---- Fragmento
María Moliner y la España que puede ser


 

 

A las tres de la mañana hay que elegir. Hace frío aunque no estés en una estación con la cantina cerrada y sople el viento y nadie acierte a decirte a qué hora pasa el próximo tren porque eres el único viajero.

 

A las tres de la mañana pensé en lo más fácil: escribir acerca de María Moliner como si fueran entradas de un diccionario. Tengo el suyo aquí, a la izquierda, al alcance de la mano, mucho más al alance de la mano que el de la Real Academia: tendría que levantarme para cogerlo. Pero no voy a hacerlo. ¿Es una pequeña venganza porque no entró María Moliner en la docta casa? No, pero no voy a cogerlo. No lo necesito esta noche. Sí voy a coger el segundo tomo del Diccionario de uso del español, de María Moliner, y abrirlo al azar, que es uno de los usos poéticos más excelsos que se pueden hacer de un diccionario, y mucho más útil que pedir a un amigo o a una desconocida que te eche las cartas:

 

octópodo (del gr. “octó” [ni las comillas son estas ni lo que va sobre la segunda o de octó es un acento al uso, sino un rayita con un acento a modo de representación estilizada de un cepillo de carpintero], ocho, y “-podo”) adj. y n. m. ZOOL [la primera versalita es más alta que las segundas]. Se aplica a los moluscos *cefalópodos [esta clase de cefalópodos lleva un asterisco en la boca] con ocho tentáculos provistos de ventosas, como el pulpo. [Tendría que buscar el signo que viene a continuación en el archivo de símbolos del ordenador, pero no voy a hacerlo. Sé que es fácil, pero no sé cómo se hace. Es un punto dentro de un círculo, como una diana pobre. Es fácil de imaginar] m. pl. ZOOL. Orden que forman.
--------
** Qué se pide **
Reproduce sin alteraciones el fragmento sobre María Moliner desde "A las tres de la mañana hay" hasta "el único viajero.". Las entradas constituyen un material aparte, independiente del fragmento.
---- Datos aportados
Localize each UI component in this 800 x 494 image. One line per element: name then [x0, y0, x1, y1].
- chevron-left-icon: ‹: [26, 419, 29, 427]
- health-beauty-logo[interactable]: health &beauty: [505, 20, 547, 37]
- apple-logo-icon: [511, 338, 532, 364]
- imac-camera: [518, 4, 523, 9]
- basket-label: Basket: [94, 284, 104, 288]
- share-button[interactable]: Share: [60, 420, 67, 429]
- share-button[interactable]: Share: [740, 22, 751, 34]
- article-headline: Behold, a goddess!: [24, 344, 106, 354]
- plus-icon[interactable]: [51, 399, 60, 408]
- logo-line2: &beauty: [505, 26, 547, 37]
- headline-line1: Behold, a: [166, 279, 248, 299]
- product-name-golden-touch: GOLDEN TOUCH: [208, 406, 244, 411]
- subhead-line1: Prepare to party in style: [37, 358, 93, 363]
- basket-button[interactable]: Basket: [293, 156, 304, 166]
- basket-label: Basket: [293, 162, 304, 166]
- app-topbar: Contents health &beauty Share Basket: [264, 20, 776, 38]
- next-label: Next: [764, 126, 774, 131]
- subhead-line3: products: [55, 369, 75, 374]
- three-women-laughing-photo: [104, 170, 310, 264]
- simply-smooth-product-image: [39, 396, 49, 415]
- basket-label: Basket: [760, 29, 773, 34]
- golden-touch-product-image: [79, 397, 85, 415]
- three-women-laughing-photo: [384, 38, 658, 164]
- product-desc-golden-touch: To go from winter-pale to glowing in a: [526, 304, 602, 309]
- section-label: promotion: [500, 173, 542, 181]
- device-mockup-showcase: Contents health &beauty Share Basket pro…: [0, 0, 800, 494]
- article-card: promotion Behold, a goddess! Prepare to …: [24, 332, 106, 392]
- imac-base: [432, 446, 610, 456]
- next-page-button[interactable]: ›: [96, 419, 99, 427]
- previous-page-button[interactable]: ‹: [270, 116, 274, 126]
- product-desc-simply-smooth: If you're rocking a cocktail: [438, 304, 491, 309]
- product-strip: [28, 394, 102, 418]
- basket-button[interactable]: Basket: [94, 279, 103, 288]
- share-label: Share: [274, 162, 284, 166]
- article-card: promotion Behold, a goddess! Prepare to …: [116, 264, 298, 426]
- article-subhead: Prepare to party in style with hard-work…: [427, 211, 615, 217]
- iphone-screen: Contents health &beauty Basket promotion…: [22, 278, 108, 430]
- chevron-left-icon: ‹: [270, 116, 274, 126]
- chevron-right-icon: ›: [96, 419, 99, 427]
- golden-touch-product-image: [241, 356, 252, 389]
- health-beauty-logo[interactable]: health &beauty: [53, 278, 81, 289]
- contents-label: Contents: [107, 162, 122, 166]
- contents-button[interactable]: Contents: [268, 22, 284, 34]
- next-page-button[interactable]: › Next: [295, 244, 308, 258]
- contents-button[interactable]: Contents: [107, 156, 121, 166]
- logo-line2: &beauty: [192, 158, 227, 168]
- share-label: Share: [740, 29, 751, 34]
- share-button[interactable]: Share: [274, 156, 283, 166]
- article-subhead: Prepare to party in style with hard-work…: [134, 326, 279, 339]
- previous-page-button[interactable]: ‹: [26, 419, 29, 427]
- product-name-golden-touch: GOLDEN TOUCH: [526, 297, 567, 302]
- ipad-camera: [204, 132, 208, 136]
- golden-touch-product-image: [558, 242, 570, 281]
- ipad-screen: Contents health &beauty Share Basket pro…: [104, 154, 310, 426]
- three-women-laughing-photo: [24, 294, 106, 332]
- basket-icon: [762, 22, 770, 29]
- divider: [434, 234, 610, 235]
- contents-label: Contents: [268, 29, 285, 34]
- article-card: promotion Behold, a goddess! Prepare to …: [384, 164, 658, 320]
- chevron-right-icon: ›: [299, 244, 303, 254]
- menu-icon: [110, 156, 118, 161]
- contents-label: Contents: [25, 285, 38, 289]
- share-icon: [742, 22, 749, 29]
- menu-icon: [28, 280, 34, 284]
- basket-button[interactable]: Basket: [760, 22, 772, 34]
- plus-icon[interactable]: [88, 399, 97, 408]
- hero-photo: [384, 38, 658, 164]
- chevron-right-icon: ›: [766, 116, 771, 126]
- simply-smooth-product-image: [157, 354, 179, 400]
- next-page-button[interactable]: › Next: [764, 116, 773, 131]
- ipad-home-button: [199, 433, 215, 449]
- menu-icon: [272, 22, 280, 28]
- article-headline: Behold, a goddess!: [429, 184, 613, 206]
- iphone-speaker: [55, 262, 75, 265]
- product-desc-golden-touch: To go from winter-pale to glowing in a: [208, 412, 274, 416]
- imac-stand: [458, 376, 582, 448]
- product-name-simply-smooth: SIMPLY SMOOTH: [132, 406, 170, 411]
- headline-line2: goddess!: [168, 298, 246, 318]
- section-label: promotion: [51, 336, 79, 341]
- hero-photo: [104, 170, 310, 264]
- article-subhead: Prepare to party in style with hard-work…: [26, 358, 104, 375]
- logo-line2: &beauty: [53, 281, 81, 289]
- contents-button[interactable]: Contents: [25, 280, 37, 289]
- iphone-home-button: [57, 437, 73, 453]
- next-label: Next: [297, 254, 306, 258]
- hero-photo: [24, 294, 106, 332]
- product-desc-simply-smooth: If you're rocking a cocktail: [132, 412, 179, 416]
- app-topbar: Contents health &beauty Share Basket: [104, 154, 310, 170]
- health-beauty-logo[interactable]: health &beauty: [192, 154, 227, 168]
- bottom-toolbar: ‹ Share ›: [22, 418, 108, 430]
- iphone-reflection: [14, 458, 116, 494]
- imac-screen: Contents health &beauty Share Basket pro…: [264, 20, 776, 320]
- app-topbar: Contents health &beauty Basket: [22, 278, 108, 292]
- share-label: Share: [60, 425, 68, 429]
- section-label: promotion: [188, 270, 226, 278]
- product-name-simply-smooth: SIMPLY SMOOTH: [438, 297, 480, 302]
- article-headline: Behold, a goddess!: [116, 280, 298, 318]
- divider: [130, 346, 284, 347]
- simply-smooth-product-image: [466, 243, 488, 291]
--------
---- Datos aportados
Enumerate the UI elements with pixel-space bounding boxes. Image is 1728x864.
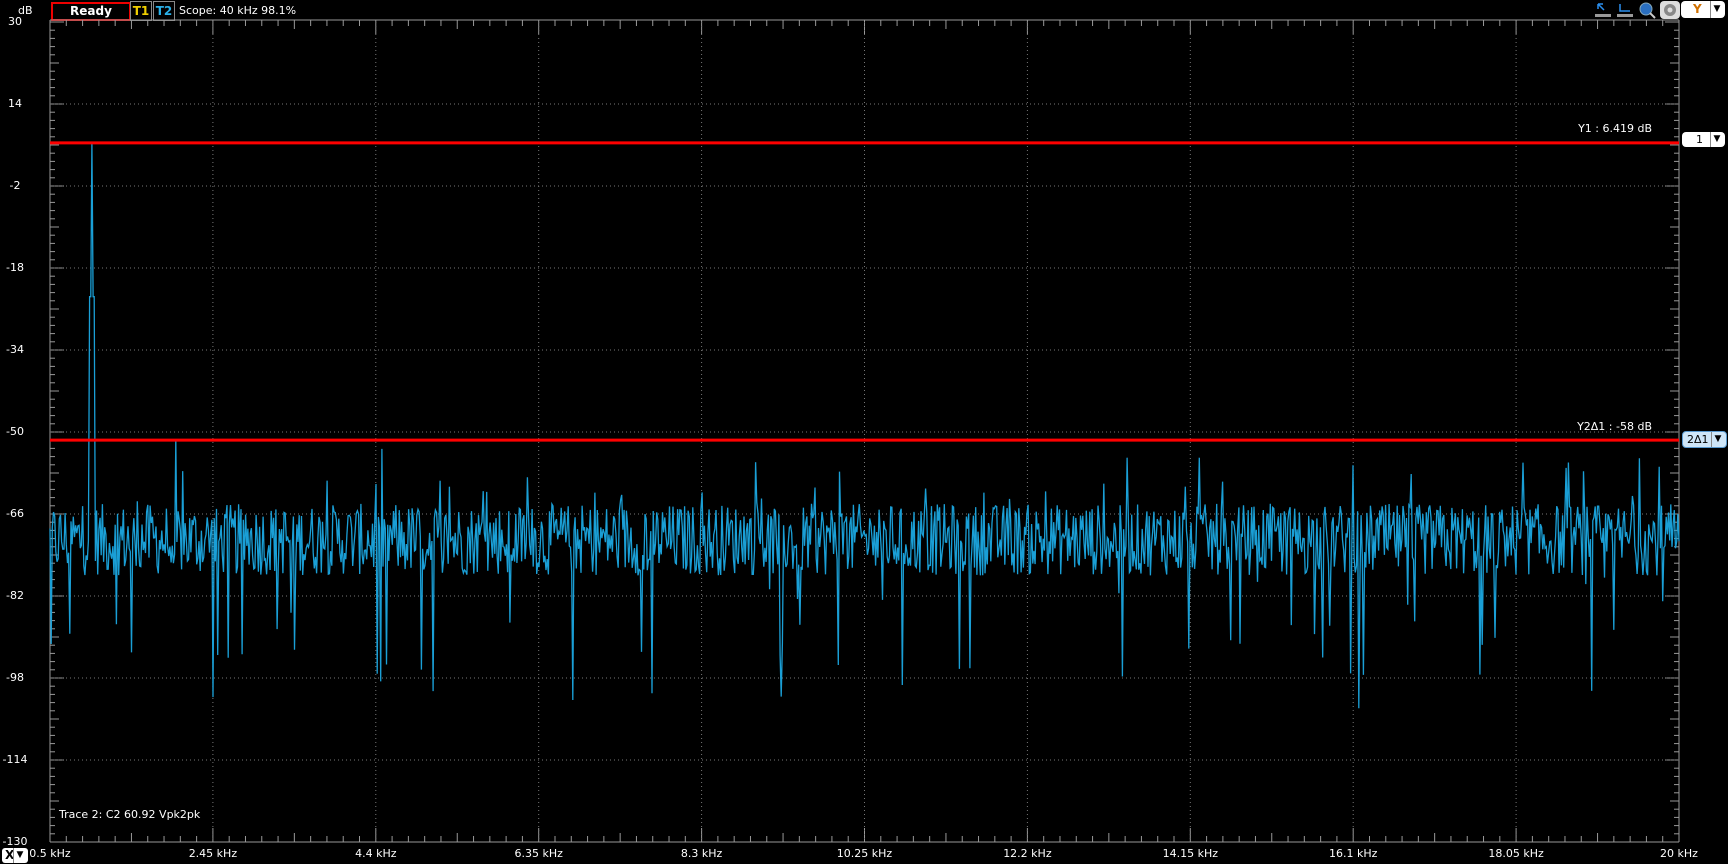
--------
** Solución **
A las tres de la mañana hay que elegir. Hace frío aunque no estés en una estación con la cantina cerrada y sople el viento y nadie acierte a decirte a qué hora pasa el próximo tren porque eres el único viajero.